- [Exercise]: Find each line with "累计同比" and copy it.

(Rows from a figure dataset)
⁂

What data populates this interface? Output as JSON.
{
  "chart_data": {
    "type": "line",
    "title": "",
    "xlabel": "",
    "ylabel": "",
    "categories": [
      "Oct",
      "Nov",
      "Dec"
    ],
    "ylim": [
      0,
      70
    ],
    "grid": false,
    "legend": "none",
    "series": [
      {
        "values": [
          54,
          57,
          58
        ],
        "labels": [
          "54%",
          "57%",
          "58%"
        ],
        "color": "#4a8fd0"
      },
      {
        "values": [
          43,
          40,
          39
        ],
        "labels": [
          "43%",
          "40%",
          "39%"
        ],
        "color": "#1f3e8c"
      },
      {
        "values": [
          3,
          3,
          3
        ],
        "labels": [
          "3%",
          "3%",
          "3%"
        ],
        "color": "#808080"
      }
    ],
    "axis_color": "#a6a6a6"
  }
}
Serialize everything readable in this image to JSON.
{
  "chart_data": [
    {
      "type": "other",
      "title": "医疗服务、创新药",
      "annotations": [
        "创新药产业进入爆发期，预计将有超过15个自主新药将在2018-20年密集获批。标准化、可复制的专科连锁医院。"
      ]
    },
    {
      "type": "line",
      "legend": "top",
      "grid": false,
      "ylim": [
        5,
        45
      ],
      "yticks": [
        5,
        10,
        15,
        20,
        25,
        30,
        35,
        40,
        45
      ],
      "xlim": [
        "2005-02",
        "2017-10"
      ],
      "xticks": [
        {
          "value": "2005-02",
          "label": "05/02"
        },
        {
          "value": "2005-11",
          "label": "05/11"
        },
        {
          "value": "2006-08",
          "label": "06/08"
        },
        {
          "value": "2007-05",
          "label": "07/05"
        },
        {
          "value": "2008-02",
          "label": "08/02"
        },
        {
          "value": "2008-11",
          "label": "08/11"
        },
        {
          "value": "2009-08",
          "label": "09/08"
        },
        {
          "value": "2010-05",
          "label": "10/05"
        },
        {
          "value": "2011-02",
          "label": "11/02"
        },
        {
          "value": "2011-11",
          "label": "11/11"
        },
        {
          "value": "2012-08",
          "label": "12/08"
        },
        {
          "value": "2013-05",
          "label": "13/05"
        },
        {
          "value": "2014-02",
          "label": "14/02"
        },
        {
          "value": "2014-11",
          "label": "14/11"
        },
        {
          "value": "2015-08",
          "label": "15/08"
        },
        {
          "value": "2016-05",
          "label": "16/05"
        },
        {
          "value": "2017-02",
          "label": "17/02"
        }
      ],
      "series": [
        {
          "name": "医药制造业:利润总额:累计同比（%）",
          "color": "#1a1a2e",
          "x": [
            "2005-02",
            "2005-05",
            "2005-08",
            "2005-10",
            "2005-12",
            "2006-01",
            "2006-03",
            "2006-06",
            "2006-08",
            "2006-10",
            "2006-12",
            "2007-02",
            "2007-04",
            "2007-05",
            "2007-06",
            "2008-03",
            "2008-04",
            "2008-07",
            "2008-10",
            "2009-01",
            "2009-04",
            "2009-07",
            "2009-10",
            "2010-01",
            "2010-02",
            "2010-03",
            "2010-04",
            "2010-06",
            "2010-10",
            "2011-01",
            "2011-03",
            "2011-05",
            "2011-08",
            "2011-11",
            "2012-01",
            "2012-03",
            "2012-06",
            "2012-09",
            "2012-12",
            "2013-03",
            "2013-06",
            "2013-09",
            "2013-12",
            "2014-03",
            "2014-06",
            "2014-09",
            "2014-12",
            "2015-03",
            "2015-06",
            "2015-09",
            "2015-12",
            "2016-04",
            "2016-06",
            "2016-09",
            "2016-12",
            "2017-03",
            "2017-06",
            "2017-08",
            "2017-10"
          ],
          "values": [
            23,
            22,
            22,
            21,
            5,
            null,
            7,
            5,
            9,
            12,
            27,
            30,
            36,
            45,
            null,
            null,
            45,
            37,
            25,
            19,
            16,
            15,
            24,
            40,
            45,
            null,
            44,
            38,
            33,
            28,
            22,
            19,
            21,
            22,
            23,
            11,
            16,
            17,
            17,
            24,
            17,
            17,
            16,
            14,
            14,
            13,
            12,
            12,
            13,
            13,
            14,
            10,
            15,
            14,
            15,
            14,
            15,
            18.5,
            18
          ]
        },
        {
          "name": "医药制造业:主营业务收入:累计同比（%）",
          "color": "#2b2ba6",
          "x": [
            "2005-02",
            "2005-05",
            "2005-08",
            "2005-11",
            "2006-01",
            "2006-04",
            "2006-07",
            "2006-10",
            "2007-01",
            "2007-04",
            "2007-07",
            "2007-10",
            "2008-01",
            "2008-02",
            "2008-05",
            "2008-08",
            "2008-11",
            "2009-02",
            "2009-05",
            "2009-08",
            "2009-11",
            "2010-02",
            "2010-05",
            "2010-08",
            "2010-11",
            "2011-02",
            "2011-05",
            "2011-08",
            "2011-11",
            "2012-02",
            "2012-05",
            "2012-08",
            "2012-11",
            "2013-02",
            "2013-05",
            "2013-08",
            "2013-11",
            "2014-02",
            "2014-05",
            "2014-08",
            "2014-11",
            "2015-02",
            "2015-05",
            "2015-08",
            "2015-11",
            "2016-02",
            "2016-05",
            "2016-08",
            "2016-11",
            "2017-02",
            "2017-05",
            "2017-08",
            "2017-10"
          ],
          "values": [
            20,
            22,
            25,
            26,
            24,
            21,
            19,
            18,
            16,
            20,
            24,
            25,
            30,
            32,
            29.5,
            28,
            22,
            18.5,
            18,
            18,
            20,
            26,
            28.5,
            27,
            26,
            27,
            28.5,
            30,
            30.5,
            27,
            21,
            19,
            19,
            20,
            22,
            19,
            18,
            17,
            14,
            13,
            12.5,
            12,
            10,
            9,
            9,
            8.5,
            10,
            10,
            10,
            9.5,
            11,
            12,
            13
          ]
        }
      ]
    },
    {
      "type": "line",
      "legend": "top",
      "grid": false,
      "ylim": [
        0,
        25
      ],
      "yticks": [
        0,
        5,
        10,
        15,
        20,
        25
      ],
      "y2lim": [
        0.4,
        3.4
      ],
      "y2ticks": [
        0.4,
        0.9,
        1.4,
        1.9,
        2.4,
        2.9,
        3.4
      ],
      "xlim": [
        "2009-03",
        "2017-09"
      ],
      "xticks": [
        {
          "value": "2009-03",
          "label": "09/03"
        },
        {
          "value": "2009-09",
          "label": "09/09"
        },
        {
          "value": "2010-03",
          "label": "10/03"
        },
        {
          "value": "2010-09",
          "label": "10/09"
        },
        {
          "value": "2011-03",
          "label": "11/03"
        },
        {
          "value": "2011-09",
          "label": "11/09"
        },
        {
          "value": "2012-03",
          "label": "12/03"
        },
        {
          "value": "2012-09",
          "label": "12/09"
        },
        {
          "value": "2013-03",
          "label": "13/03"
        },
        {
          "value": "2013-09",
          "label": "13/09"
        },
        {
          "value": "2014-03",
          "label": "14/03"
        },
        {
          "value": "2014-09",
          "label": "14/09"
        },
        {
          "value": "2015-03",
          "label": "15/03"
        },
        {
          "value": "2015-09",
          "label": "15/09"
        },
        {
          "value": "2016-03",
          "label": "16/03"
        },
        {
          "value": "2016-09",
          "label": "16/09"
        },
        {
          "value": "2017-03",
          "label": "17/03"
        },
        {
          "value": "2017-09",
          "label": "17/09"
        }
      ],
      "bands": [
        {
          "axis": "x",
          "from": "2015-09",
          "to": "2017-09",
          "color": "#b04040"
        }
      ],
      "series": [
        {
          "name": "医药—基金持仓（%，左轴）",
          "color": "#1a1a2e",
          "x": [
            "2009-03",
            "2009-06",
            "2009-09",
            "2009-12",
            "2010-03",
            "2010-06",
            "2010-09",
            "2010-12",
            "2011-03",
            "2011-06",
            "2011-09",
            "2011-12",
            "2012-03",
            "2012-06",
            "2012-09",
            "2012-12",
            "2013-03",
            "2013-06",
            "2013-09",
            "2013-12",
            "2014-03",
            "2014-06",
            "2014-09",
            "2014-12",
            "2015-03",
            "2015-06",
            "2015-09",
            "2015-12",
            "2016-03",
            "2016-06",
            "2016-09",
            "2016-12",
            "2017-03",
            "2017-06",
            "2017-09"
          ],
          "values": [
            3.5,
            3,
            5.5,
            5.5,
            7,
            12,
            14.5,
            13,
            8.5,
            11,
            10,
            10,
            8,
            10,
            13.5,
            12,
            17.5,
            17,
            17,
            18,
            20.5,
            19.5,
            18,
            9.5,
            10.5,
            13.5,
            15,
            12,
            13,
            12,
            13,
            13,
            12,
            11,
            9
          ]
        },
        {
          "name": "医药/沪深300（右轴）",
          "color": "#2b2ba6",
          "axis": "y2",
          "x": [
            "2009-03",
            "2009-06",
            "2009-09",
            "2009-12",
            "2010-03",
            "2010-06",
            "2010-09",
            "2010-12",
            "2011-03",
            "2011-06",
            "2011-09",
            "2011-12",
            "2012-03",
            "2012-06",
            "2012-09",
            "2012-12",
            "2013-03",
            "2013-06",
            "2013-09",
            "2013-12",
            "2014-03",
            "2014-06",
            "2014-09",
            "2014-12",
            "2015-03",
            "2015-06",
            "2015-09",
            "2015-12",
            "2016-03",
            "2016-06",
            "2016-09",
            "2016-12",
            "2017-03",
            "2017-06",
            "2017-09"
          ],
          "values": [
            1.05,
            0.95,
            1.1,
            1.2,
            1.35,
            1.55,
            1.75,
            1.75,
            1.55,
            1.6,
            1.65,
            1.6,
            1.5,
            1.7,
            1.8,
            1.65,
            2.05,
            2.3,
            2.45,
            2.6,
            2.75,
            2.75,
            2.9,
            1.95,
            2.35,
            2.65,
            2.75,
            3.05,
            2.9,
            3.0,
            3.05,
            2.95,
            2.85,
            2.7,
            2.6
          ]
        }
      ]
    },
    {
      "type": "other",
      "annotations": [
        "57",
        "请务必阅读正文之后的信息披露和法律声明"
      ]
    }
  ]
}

⁂

- [Output for this task]:
          "name": "医药制造业:利润总额:累计同比（%）",
          "name": "医药制造业:主营业务收入:累计同比（%）",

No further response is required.